(Dataset items)
— START —
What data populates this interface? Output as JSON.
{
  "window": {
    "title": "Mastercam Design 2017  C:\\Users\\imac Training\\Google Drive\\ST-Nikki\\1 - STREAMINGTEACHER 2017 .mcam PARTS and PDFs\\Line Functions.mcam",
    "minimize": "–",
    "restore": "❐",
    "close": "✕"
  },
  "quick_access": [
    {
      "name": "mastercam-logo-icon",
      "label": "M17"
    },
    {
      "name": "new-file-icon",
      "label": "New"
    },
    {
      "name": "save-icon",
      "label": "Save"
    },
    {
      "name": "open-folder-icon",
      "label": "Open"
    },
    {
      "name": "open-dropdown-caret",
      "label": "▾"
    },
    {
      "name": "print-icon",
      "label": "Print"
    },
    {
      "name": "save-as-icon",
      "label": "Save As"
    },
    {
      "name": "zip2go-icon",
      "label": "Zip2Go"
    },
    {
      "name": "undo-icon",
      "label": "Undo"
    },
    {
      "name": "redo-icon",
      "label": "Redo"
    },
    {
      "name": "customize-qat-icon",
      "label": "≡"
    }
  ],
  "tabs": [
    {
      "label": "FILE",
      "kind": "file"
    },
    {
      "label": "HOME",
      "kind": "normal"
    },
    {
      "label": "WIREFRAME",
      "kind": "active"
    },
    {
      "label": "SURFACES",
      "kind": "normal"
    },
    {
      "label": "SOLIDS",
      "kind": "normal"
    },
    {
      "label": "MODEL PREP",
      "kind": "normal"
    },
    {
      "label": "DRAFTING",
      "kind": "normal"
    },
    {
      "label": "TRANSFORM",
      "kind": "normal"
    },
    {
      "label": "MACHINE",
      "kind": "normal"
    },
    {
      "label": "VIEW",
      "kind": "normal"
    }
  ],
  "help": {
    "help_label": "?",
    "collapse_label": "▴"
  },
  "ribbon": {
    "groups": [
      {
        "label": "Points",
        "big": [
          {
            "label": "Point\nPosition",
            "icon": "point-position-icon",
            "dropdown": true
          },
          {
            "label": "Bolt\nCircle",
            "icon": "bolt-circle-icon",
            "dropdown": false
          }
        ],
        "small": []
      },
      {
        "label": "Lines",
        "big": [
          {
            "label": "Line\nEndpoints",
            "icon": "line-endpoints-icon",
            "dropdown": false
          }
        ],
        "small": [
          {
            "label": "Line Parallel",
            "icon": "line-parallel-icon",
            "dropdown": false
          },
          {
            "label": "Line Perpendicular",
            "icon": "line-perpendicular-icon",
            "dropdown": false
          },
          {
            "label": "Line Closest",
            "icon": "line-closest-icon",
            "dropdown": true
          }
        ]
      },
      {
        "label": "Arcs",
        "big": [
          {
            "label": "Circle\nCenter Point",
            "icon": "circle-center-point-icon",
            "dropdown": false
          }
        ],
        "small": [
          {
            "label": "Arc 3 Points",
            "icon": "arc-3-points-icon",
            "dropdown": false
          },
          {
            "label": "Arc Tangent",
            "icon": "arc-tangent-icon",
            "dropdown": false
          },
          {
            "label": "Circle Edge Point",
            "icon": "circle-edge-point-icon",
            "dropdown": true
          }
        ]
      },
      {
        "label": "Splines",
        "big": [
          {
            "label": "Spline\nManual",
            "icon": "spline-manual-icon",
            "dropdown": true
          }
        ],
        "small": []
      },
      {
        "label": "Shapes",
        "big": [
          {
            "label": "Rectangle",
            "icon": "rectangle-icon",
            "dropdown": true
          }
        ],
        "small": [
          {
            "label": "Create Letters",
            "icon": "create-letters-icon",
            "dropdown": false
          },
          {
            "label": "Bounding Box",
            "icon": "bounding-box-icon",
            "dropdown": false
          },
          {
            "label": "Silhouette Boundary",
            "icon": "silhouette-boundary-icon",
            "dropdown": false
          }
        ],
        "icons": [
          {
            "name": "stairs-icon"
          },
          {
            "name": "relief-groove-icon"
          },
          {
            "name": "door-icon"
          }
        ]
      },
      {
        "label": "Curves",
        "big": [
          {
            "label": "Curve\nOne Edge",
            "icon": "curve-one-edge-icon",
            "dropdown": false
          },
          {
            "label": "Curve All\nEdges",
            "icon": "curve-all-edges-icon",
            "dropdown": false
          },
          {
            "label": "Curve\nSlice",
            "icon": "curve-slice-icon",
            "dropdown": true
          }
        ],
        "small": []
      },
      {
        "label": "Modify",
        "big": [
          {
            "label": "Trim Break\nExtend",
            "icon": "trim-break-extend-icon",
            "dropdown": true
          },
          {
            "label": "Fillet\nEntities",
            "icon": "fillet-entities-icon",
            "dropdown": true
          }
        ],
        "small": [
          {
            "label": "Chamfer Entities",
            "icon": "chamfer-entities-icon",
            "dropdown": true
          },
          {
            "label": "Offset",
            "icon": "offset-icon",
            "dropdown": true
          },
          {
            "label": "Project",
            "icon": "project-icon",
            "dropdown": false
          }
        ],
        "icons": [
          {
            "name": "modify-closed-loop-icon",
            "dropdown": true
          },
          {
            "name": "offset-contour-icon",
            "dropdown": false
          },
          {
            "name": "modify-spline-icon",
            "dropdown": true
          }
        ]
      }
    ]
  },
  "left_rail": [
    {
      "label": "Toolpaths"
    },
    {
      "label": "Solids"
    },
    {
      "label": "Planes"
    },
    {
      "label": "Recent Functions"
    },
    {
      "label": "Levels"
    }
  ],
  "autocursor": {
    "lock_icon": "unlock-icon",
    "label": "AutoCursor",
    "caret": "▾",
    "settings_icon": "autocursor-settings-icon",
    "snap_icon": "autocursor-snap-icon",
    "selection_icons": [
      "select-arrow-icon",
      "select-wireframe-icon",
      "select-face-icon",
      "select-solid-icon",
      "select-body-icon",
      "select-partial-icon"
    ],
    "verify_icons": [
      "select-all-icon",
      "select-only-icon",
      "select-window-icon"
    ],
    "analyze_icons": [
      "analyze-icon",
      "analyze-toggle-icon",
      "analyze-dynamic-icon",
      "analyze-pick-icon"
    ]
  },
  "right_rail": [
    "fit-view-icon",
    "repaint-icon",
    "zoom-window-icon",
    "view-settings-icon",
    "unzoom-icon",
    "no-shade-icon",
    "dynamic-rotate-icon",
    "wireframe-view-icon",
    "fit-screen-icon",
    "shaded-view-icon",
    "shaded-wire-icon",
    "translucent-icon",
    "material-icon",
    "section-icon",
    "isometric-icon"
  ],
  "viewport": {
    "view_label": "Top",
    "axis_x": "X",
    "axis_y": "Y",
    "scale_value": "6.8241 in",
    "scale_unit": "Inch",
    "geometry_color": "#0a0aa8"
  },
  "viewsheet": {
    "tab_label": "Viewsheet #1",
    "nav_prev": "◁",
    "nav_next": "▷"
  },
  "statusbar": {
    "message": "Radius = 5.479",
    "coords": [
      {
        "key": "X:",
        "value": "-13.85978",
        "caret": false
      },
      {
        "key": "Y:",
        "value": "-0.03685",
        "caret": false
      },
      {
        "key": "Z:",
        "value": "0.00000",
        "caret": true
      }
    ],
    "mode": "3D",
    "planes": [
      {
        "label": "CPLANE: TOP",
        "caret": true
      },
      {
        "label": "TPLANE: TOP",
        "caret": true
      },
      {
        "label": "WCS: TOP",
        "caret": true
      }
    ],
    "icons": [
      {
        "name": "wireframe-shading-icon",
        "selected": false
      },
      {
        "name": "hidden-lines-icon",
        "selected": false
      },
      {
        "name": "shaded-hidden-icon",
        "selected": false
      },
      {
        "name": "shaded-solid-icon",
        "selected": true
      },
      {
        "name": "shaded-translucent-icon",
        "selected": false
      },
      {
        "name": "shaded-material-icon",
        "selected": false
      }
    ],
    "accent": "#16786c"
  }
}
— END —
Find each line holding the word "window" and copy it.

▶ FULL RESPONSE
  "window": {
      "select-window-icon"
    "zoom-window-icon",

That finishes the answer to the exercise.